Saved entries
________

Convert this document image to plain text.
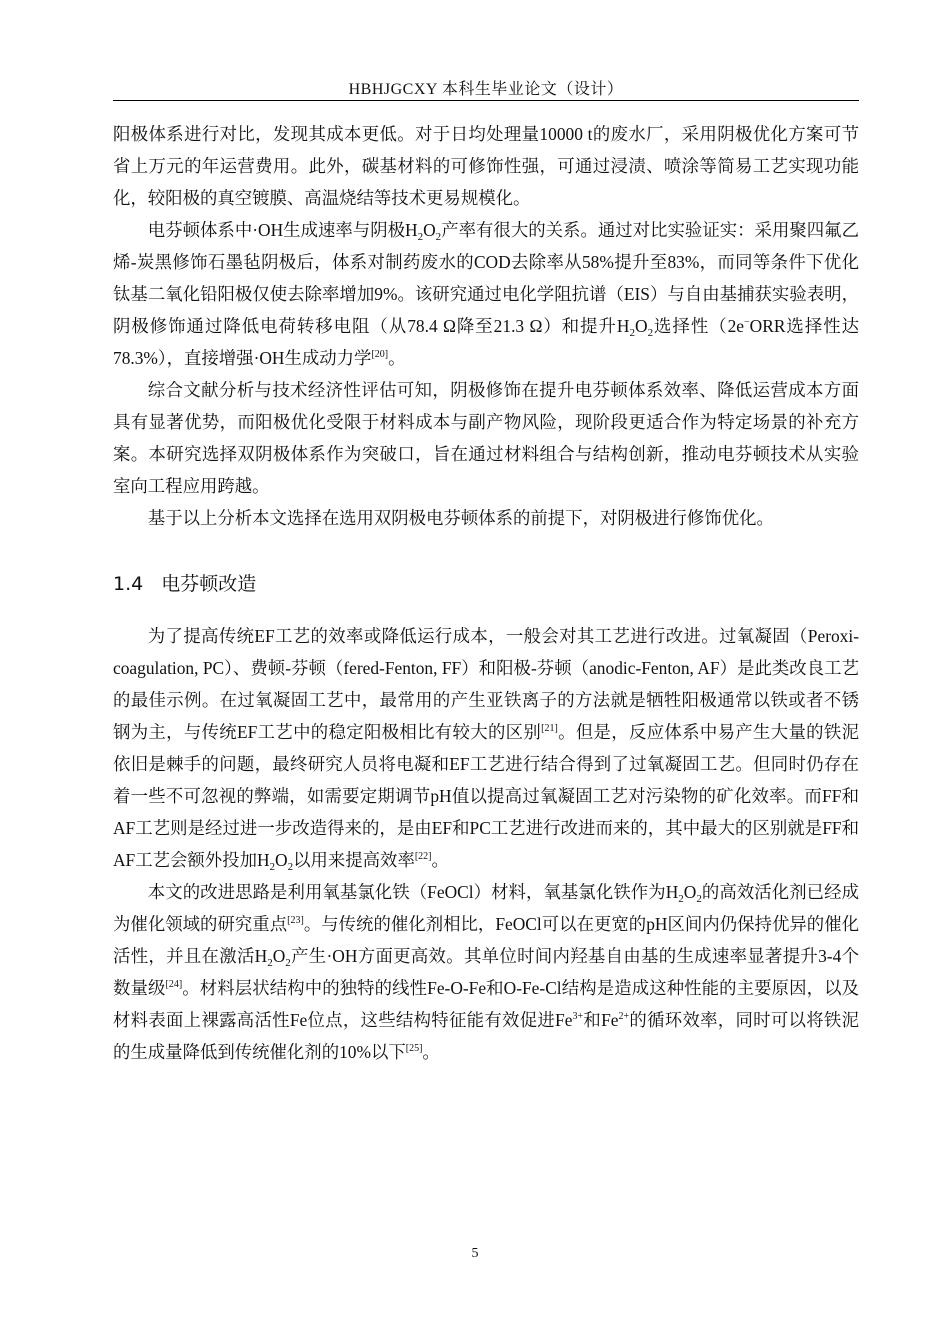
HBHJGCXY 本科生毕业论文（设计）

阳极体系进行对比，发现其成本更低。对于日均处理量10000 t的废水厂，采用阴极优化方案可节省上万元的年运营费用。此外，碳基材料的可修饰性强，可通过浸渍、喷涂等简易工艺实现功能化，较阳极的真空镀膜、高温烧结等技术更易规模化。

电芬顿体系中·OH生成速率与阴极$H_2O_2$产率有很大的关系。通过对比实验证实：采用聚四氟乙烯-炭黑修饰石墨毡阴极后，体系对制药废水的COD去除率从58%提升至83%，而同等条件下优化钛基二氧化铅阳极仅使去除率增加9%。该研究通过电化学阻抗谱（EIS）与自由基捕获实验表明，阴极修饰通过降低电荷转移电阻（从78.4 Ω降至21.3 Ω）和提升$H_2O_2$选择性（2e−ORR选择性达78.3%），直接增强·OH生成动力学[20]。

综合文献分析与技术经济性评估可知，阴极修饰在提升电芬顿体系效率、降低运营成本方面具有显著优势，而阳极优化受限于材料成本与副产物风险，现阶段更适合作为特定场景的补充方案。本研究选择双阴极体系作为突破口，旨在通过材料组合与结构创新，推动电芬顿技术从实验室向工程应用跨越。

基于以上分析本文选择在选用双阴极电芬顿体系的前提下，对阴极进行修饰优化。

1.4 电芬顿改造

为了提高传统EF工艺的效率或降低运行成本，一般会对其工艺进行改进。过氧凝固（Peroxi-coagulation, PC）、费顿-芬顿（fered-Fenton, FF）和阳极-芬顿（anodic-Fenton, AF）是此类改良工艺的最佳示例。在过氧凝固工艺中，最常用的产生亚铁离子的方法就是牺牲阳极通常以铁或者不锈钢为主，与传统EF工艺中的稳定阳极相比有较大的区别[21]。但是，反应体系中易产生大量的铁泥依旧是棘手的问题，最终研究人员将电凝和EF工艺进行结合得到了过氧凝固工艺。但同时仍存在着一些不可忽视的弊端，如需要定期调节pH值以提高过氧凝固工艺对污染物的矿化效率。而FF和AF工艺则是经过进一步改造得来的，是由EF和PC工艺进行改进而来的，其中最大的区别就是FF和AF工艺会额外投加$H_2O_2$以用来提高效率[22]。

本文的改进思路是利用氧基氯化铁（FeOCl）材料，氧基氯化铁作为$H_2O_2$的高效活化剂已经成为催化领域的研究重点[23]。与传统的催化剂相比，FeOCl可以在更宽的pH区间内仍保持优异的催化活性，并且在激活$H_2O_2$产生·OH方面更高效。其单位时间内羟基自由基的生成速率显著提升3-4个数量级[24]。材料层状结构中的独特的线性Fe-O-Fe和O-Fe-Cl结构是造成这种性能的主要原因，以及材料表面上裸露高活性Fe位点，这些结构特征能有效促进$Fe^{3+}$和$Fe^{2+}$的循环效率，同时可以将铁泥的生成量降低到传统催化剂的10%以下[25]。

5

________

- **EXERCISE REQUIREMENTS**: Transcribe every entry above exactly. Omit all pictures.

- **RESPONSE FOR THIS EXERCISE**:
Convert this document image to plain text.
HBHJGCXY 本科生毕业论文（设计）

阳极体系进行对比，发现其成本更低。对于日均处理量10000 t的废水厂，采用阴极优化方案可节省上万元的年运营费用。此外，碳基材料的可修饰性强，可通过浸渍、喷涂等简易工艺实现功能化，较阳极的真空镀膜、高温烧结等技术更易规模化。

电芬顿体系中·OH生成速率与阴极$H_2O_2$产率有很大的关系。通过对比实验证实：采用聚四氟乙烯-炭黑修饰石墨毡阴极后，体系对制药废水的COD去除率从58%提升至83%，而同等条件下优化钛基二氧化铅阳极仅使去除率增加9%。该研究通过电化学阻抗谱（EIS）与自由基捕获实验表明，阴极修饰通过降低电荷转移电阻（从78.4 Ω降至21.3 Ω）和提升$H_2O_2$选择性（2e−ORR选择性达78.3%），直接增强·OH生成动力学[20]。

综合文献分析与技术经济性评估可知，阴极修饰在提升电芬顿体系效率、降低运营成本方面具有显著优势，而阳极优化受限于材料成本与副产物风险，现阶段更适合作为特定场景的补充方案。本研究选择双阴极体系作为突破口，旨在通过材料组合与结构创新，推动电芬顿技术从实验室向工程应用跨越。

基于以上分析本文选择在选用双阴极电芬顿体系的前提下，对阴极进行修饰优化。

1.4 电芬顿改造

为了提高传统EF工艺的效率或降低运行成本，一般会对其工艺进行改进。过氧凝固（Peroxi-coagulation, PC）、费顿-芬顿（fered-Fenton, FF）和阳极-芬顿（anodic-Fenton, AF）是此类改良工艺的最佳示例。在过氧凝固工艺中，最常用的产生亚铁离子的方法就是牺牲阳极通常以铁或者不锈钢为主，与传统EF工艺中的稳定阳极相比有较大的区别[21]。但是，反应体系中易产生大量的铁泥依旧是棘手的问题，最终研究人员将电凝和EF工艺进行结合得到了过氧凝固工艺。但同时仍存在着一些不可忽视的弊端，如需要定期调节pH值以提高过氧凝固工艺对污染物的矿化效率。而FF和AF工艺则是经过进一步改造得来的，是由EF和PC工艺进行改进而来的，其中最大的区别就是FF和AF工艺会额外投加$H_2O_2$以用来提高效率[22]。

本文的改进思路是利用氧基氯化铁（FeOCl）材料，氧基氯化铁作为$H_2O_2$的高效活化剂已经成为催化领域的研究重点[23]。与传统的催化剂相比，FeOCl可以在更宽的pH区间内仍保持优异的催化活性，并且在激活$H_2O_2$产生·OH方面更高效。其单位时间内羟基自由基的生成速率显著提升3-4个数量级[24]。材料层状结构中的独特的线性Fe-O-Fe和O-Fe-Cl结构是造成这种性能的主要原因，以及材料表面上裸露高活性Fe位点，这些结构特征能有效促进$Fe^{3+}$和$Fe^{2+}$的循环效率，同时可以将铁泥的生成量降低到传统催化剂的10%以下[25]。

5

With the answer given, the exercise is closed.